__TASK DESCRIPTION__
According to the Family Matters campaign text, by what year does the campaign aim to eliminate the over-representation of Aboriginal and Torres Strait Islander children in out-of-home care?

Family Matters, Australia’s national campaign to ensure Aboriginal and Torres Strait Islander children and young people grow up safe and cared for in family, community and culture, is running a national week of action from 19-25 May, to highlight issues in out of home care for First Nations children, with an ultimate goal to eliminate the over-representation of Aboriginal and Torres Strait Islander children in out-of-home care by 2040.

 

Mick Dodson, Cheryl Axelby, Tony McAvoy and Hannah McGlade are amongst the Aboriginal leaders participating in the National Week of Action, helping to shine a light on the solutions that exist within community, and the role that a new federal government has to play in supporting communities to address this issue.

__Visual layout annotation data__
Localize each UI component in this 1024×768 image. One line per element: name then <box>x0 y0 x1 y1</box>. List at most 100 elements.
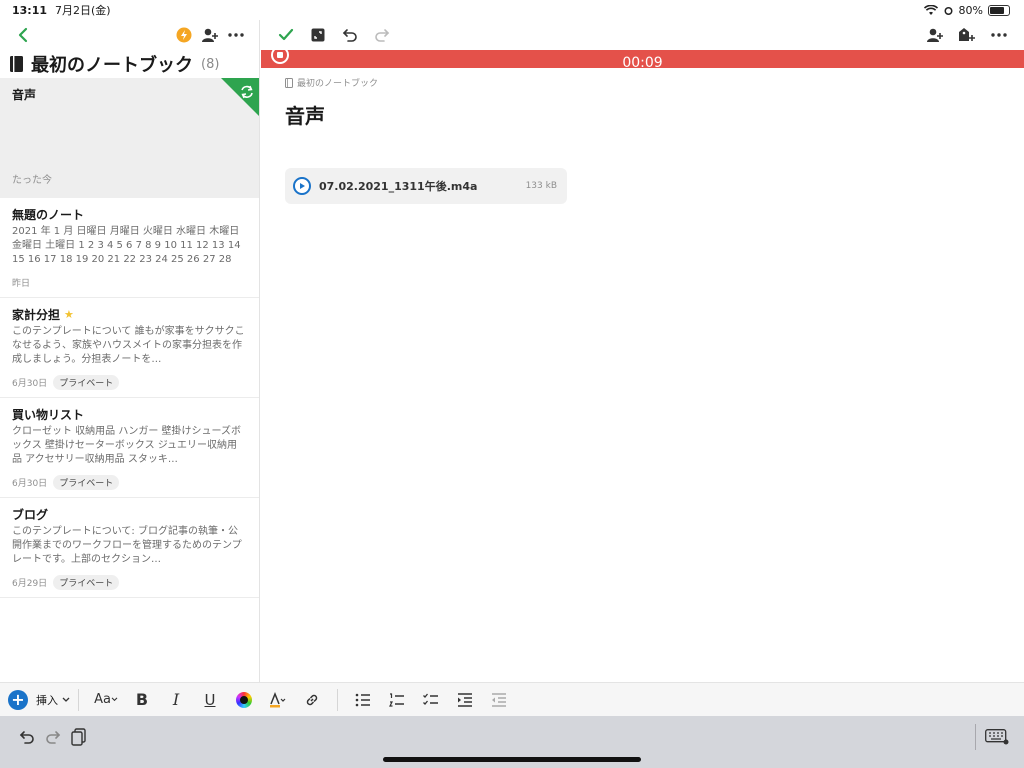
note-title: 買い物リスト <box>12 406 247 423</box>
numbered-list-icon <box>389 692 404 707</box>
outdent-icon <box>492 692 506 707</box>
notebook-icon <box>285 77 293 88</box>
share-person-icon <box>927 28 943 42</box>
note-tag[interactable]: プライベート <box>53 374 120 390</box>
attachment-size: 133 kB <box>525 181 557 191</box>
outdent-button[interactable] <box>482 686 516 714</box>
redo-icon <box>375 29 390 42</box>
note-meta: 6月30日 プライベート <box>12 367 247 397</box>
status-bar: 13:11 7月2日(金) 80% <box>0 0 1024 20</box>
status-time: 13:11 <box>12 3 48 17</box>
breadcrumb[interactable]: 最初のノートブック <box>285 76 378 89</box>
insert-label[interactable]: 挿入 <box>36 692 58 708</box>
paste-button[interactable] <box>66 724 92 750</box>
audio-attachment[interactable]: 07.02.2021_1311午後.m4a 133 kB <box>285 168 567 204</box>
underline-button[interactable]: U <box>193 686 227 714</box>
indent-button[interactable] <box>448 686 482 714</box>
numbered-list-button[interactable] <box>380 686 414 714</box>
more-icon <box>228 33 244 37</box>
highlight-button[interactable] <box>261 686 295 714</box>
notebook-name: 最初のノートブック <box>31 55 193 76</box>
play-button[interactable] <box>293 177 311 195</box>
battery-percent: 80% <box>958 3 983 17</box>
add-tag-button[interactable] <box>954 22 980 48</box>
notebook-note-count: (8) <box>201 56 220 72</box>
note-date: 6月29日 <box>12 578 48 589</box>
status-date: 7月2日(金) <box>55 4 111 17</box>
note-date: 6月30日 <box>12 478 48 489</box>
share-notebook-button[interactable] <box>197 22 223 48</box>
back-button[interactable] <box>10 22 36 48</box>
note-title-text: 買い物リスト <box>12 408 85 422</box>
link-icon <box>306 694 318 705</box>
font-style-label: Aa <box>94 692 111 707</box>
checkmark-icon <box>278 28 294 41</box>
editor-toolbar <box>261 20 1024 50</box>
note-snippet: このテンプレートについて: ブログ記事の執筆・公開作業までのワークフローを管理す… <box>12 526 242 565</box>
note-date: 6月30日 <box>12 378 48 389</box>
checklist-icon <box>423 693 438 705</box>
editor-more-button[interactable] <box>986 22 1012 48</box>
home-indicator[interactable] <box>383 757 641 762</box>
expand-button[interactable] <box>305 22 331 48</box>
note-title-text: 無題のノート <box>12 208 85 222</box>
recording-timer: 00:09 <box>622 55 663 68</box>
checklist-button[interactable] <box>414 686 448 714</box>
keyboard-redo-button[interactable] <box>40 724 66 750</box>
upgrade-button[interactable] <box>171 22 197 48</box>
note-title-text: ブログ <box>12 508 49 522</box>
text-color-button[interactable] <box>227 686 261 714</box>
lightning-icon <box>176 27 192 43</box>
undo-button[interactable] <box>337 22 363 48</box>
sidebar-more-button[interactable] <box>223 22 249 48</box>
note-list-item[interactable]: 無題のノート 2021 年 1 月 日曜日 月曜日 火曜日 水曜日 木曜日 金曜… <box>0 198 259 298</box>
wifi-icon <box>923 4 938 15</box>
notebook-icon <box>10 56 23 72</box>
bold-button[interactable]: B <box>125 686 159 714</box>
play-icon <box>300 183 305 189</box>
divider <box>975 724 976 750</box>
alarm-icon <box>944 6 953 15</box>
link-button[interactable] <box>295 686 329 714</box>
note-list-item[interactable]: 家計分担 ★ このテンプレートについて 誰もが家事をサクサクこなせるよう、家族やハ… <box>0 298 259 398</box>
done-button[interactable] <box>273 22 299 48</box>
keyboard-undo-button[interactable] <box>14 724 40 750</box>
note-updated-time: たった今 <box>12 175 52 186</box>
note-list-item[interactable]: 買い物リスト クローゼット 収納用品 ハンガー 壁掛けシューズボックス 壁掛けセ… <box>0 398 259 498</box>
notebook-header[interactable]: 最初のノートブック (8) <box>0 50 259 78</box>
battery-icon <box>988 4 1010 16</box>
font-style-button[interactable]: Aa <box>87 686 125 714</box>
tag-icon <box>959 28 975 41</box>
note-title-field[interactable]: 音声 <box>285 100 325 129</box>
note-list-item[interactable]: ブログ このテンプレートについて: ブログ記事の執筆・公開作業までのワークフロー… <box>0 498 259 598</box>
note-meta: 昨日 <box>12 267 247 297</box>
selected-note[interactable]: 音声 たった今 <box>0 78 259 198</box>
chevron-down-icon <box>111 697 118 702</box>
note-tag[interactable]: プライベート <box>53 474 120 490</box>
italic-button[interactable]: I <box>159 686 193 714</box>
note-snippet: このテンプレートについて 誰もが家事をサクサクこなせるよう、家族やハウスメイトの… <box>12 326 245 365</box>
note-meta: 6月30日 プライベート <box>12 467 247 497</box>
breadcrumb-notebook: 最初のノートブック <box>297 79 379 89</box>
back-chevron-icon <box>18 27 28 43</box>
note-tag[interactable]: プライベート <box>53 574 120 590</box>
undo-icon <box>342 29 357 42</box>
redo-icon <box>46 731 61 744</box>
attachment-filename: 07.02.2021_1311午後.m4a <box>319 180 478 193</box>
insert-button[interactable]: + <box>8 689 28 710</box>
bullet-list-button[interactable] <box>346 686 380 714</box>
sidebar-toolbar <box>0 20 259 50</box>
chevron-down-icon <box>62 697 70 702</box>
redo-button[interactable] <box>369 22 395 48</box>
formatting-toolbar: + 挿入 Aa B I U <box>0 682 1024 716</box>
hide-keyboard-button[interactable] <box>984 724 1010 750</box>
expand-icon <box>311 28 325 42</box>
divider <box>337 688 338 711</box>
indent-icon <box>458 692 472 707</box>
highlighter-icon <box>270 691 286 707</box>
share-note-button[interactable] <box>922 22 948 48</box>
note-title: 音声 <box>12 88 37 102</box>
more-icon <box>991 33 1007 37</box>
sync-icon <box>221 78 259 116</box>
note-title-text: 家計分担 <box>12 308 61 322</box>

__FULL RESPONSE__
2040